PROBLEM TO SOLVE
Render the material again word for word, skipping the pictures in it.

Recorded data
***

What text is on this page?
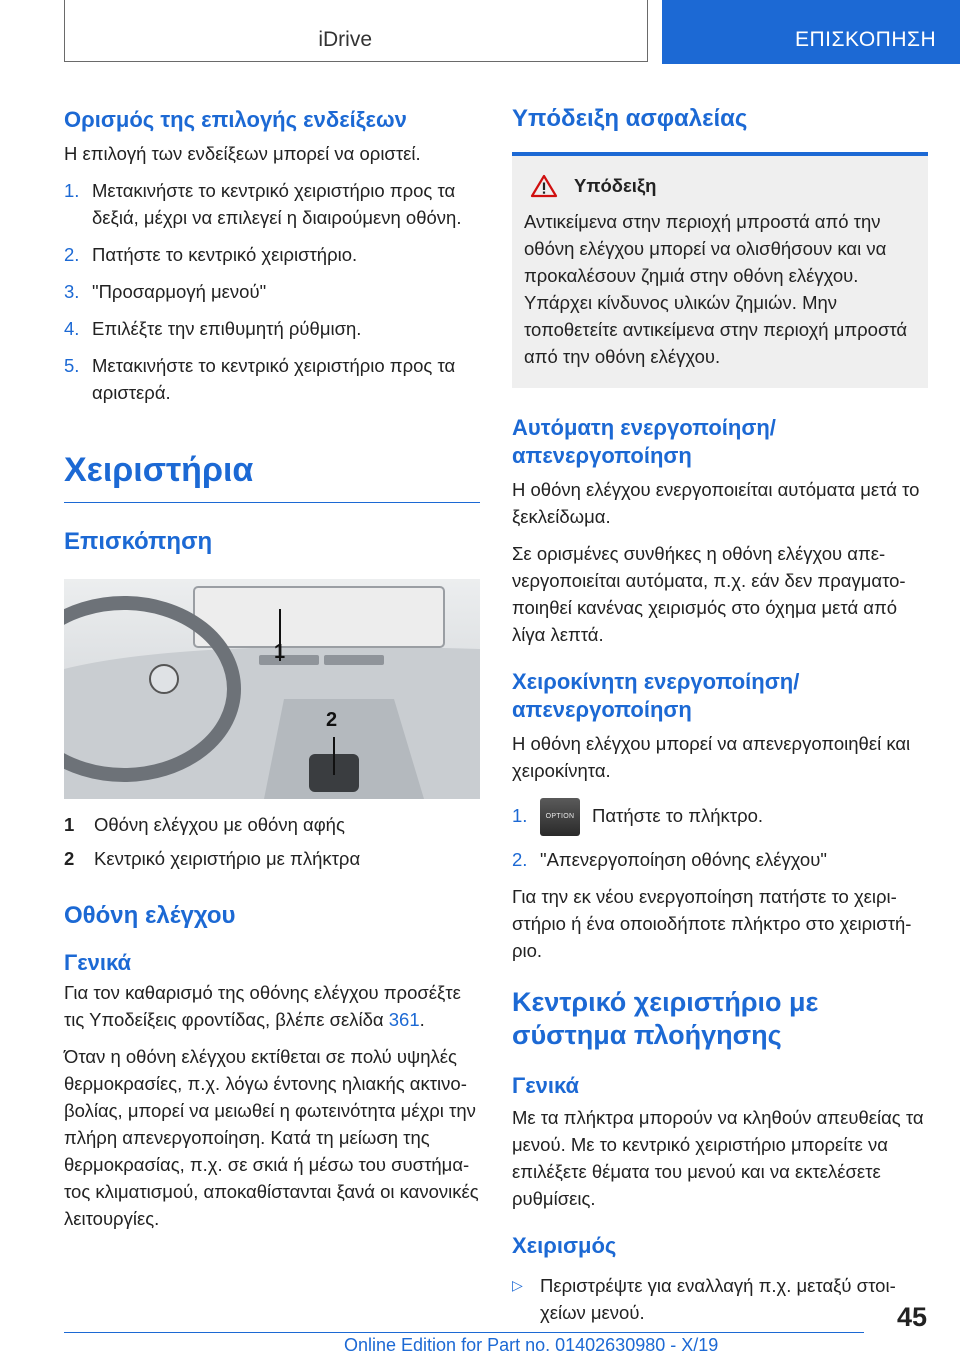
iDrive	ΕΠΙΣΚΟΠΗΣΗ
Ορισμός της επιλογής ενδείξεων

Η επιλογή των ενδείξεων μπορεί να οριστεί.

1. Μετακινήστε το κεντρικό χειριστήριο προς τα δεξιά, μέχρι να επιλεγεί η διαιρούμενη οθόνη.
2. Πατήστε το κεντρικό χειριστήριο.
3. "Προσαρμογή μενού"
4. Επιλέξτε την επιθυμητή ρύθμιση.
5. Μετακινήστε το κεντρικό χειριστήριο προς τα αριστερά.
Χειριστήρια
Επισκόπηση
1
2
1	Οθόνη ελέγχου με οθόνη αφής
2	Κεντρικό χειριστήριο με πλήκτρα
Οθόνη ελέγχου
Γενικά

Για τον καθαρισμό της οθόνης ελέγχου προσέξτε τις Υποδείξεις φροντίδας, βλέπε σελίδα 361.

Όταν η οθόνη ελέγχου εκτίθεται σε πολύ υψηλές θερμοκρασίες, π.χ. λόγω έντονης ηλιακής ακτινοβολίας, μπορεί να μειωθεί η φωτεινότητα μέχρι την πλήρη απενεργοποίηση. Κατά τη μείωση της θερμοκρασίας, π.χ. σε σκιά ή μέσω του συστήματος κλιματισμού, αποκαθίστανται ξανά οι κανονικές λειτουργίες.

Υπόδειξη ασφαλείας
Υπόδειξη

Αντικείμενα στην περιοχή μπροστά από την οθόνη ελέγχου μπορεί να ολισθήσουν και να προκαλέσουν ζημιά στην οθόνη ελέγχου. Υπάρχει κίνδυνος υλικών ζημιών. Μην τοποθετείτε αντικείμενα στην περιοχή μπροστά από την οθόνη ελέγχου.

Αυτόματη ενεργοποίηση/ απενεργοποίηση

Η οθόνη ελέγχου ενεργοποιείται αυτόματα μετά το ξεκλείδωμα.

Σε ορισμένες συνθήκες η οθόνη ελέγχου απενεργοποιείται αυτόματα, π.χ. εάν δεν πραγματοποιηθεί κανένας χειρισμός στο όχημα μετά από λίγα λεπτά.

Χειροκίνητη ενεργοποίηση/ απενεργοποίηση

Η οθόνη ελέγχου μπορεί να απενεργοποιηθεί και χειροκίνητα.

1.	OPTION Πατήστε το πλήκτρο.
2. "Απενεργοποίηση οθόνης ελέγχου"

Για την εκ νέου ενεργοποίηση πατήστε το χειριστήριο ή ένα οποιοδήποτε πλήκτρο στο χειριστήριο.

Κεντρικό χειριστήριο με σύστημα πλοήγησης
Γενικά

Με τα πλήκτρα μπορούν να κληθούν απευθείας τα μενού. Με το κεντρικό χειριστήριο μπορείτε να επιλέξετε θέματα του μενού και να εκτελέσετε ρυθμίσεις.

Χειρισμός
▷ Περιστρέψτε για εναλλαγή π.χ. μεταξύ στοιχείων μενού.	45
Online Edition for Part no. 01402630980 - X/19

***

CORRECT ANSWER
What text is on this page?
iDrive	ΕΠΙΣΚΟΠΗΣΗ
Ορισμός της επιλογής ενδείξεων

Η επιλογή των ενδείξεων μπορεί να οριστεί.

1. Μετακινήστε το κεντρικό χειριστήριο προς τα δεξιά, μέχρι να επιλεγεί η διαιρούμενη οθόνη.
2. Πατήστε το κεντρικό χειριστήριο.
3. "Προσαρμογή μενού"
4. Επιλέξτε την επιθυμητή ρύθμιση.
5. Μετακινήστε το κεντρικό χειριστήριο προς τα αριστερά.
Χειριστήρια
Επισκόπηση
1
2
1	Οθόνη ελέγχου με οθόνη αφής
2	Κεντρικό χειριστήριο με πλήκτρα
Οθόνη ελέγχου
Γενικά

Για τον καθαρισμό της οθόνης ελέγχου προσέξτε τις Υποδείξεις φροντίδας, βλέπε σελίδα 361.

Όταν η οθόνη ελέγχου εκτίθεται σε πολύ υψηλές θερμοκρασίες, π.χ. λόγω έντονης ηλιακής ακτινοβολίας, μπορεί να μειωθεί η φωτεινότητα μέχρι την πλήρη απενεργοποίηση. Κατά τη μείωση της θερμοκρασίας, π.χ. σε σκιά ή μέσω του συστήματος κλιματισμού, αποκαθίστανται ξανά οι κανονικές λειτουργίες.

Υπόδειξη ασφαλείας
Υπόδειξη

Αντικείμενα στην περιοχή μπροστά από την οθόνη ελέγχου μπορεί να ολισθήσουν και να προκαλέσουν ζημιά στην οθόνη ελέγχου. Υπάρχει κίνδυνος υλικών ζημιών. Μην τοποθετείτε αντικείμενα στην περιοχή μπροστά από την οθόνη ελέγχου.

Αυτόματη ενεργοποίηση/ απενεργοποίηση

Η οθόνη ελέγχου ενεργοποιείται αυτόματα μετά το ξεκλείδωμα.

Σε ορισμένες συνθήκες η οθόνη ελέγχου απενεργοποιείται αυτόματα, π.χ. εάν δεν πραγματοποιηθεί κανένας χειρισμός στο όχημα μετά από λίγα λεπτά.

Χειροκίνητη ενεργοποίηση/ απενεργοποίηση

Η οθόνη ελέγχου μπορεί να απενεργοποιηθεί και χειροκίνητα.

1.	OPTION Πατήστε το πλήκτρο.
2. "Απενεργοποίηση οθόνης ελέγχου"

Για την εκ νέου ενεργοποίηση πατήστε το χειριστήριο ή ένα οποιοδήποτε πλήκτρο στο χειριστήριο.

Κεντρικό χειριστήριο με σύστημα πλοήγησης
Γενικά

Με τα πλήκτρα μπορούν να κληθούν απευθείας τα μενού. Με το κεντρικό χειριστήριο μπορείτε να επιλέξετε θέματα του μενού και να εκτελέσετε ρυθμίσεις.

Χειρισμός
▷ Περιστρέψτε για εναλλαγή π.χ. μεταξύ στοιχείων μενού.	45
Online Edition for Part no. 01402630980 - X/19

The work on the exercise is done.